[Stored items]
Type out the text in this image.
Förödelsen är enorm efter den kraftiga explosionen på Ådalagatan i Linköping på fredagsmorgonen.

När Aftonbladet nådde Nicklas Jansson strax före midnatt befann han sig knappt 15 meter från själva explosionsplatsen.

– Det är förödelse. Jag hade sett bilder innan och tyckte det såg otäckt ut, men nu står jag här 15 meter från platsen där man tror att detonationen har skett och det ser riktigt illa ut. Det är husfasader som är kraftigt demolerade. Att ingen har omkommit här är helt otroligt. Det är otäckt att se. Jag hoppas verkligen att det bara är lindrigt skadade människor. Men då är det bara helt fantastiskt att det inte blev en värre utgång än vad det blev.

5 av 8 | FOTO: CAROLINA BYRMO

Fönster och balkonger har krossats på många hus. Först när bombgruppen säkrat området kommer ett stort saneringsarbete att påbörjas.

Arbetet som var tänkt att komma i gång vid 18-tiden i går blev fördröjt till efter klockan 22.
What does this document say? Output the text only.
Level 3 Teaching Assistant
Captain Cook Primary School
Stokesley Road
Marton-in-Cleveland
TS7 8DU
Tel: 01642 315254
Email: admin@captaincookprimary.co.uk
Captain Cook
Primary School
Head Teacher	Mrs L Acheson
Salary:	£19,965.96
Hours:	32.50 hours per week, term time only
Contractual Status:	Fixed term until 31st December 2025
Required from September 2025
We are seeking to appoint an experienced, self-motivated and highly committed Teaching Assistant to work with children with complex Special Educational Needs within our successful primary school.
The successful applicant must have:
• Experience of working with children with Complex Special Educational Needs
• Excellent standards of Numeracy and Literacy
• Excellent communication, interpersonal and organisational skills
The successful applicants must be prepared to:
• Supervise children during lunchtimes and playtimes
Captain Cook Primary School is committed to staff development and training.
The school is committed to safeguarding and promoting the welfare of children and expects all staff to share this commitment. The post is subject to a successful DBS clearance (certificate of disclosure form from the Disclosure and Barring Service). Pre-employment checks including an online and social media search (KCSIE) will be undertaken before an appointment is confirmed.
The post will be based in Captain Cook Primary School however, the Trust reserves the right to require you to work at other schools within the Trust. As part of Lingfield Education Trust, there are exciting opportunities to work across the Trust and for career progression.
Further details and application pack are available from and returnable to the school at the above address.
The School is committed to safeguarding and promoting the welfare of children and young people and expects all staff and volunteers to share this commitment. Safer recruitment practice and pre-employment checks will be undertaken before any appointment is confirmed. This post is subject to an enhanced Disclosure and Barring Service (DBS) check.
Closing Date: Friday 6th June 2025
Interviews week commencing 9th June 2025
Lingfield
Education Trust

TASK REQUIREMENTS: What is the number of lines that contain "subject"? Reply with that number alone.

TASK ANSWER: 2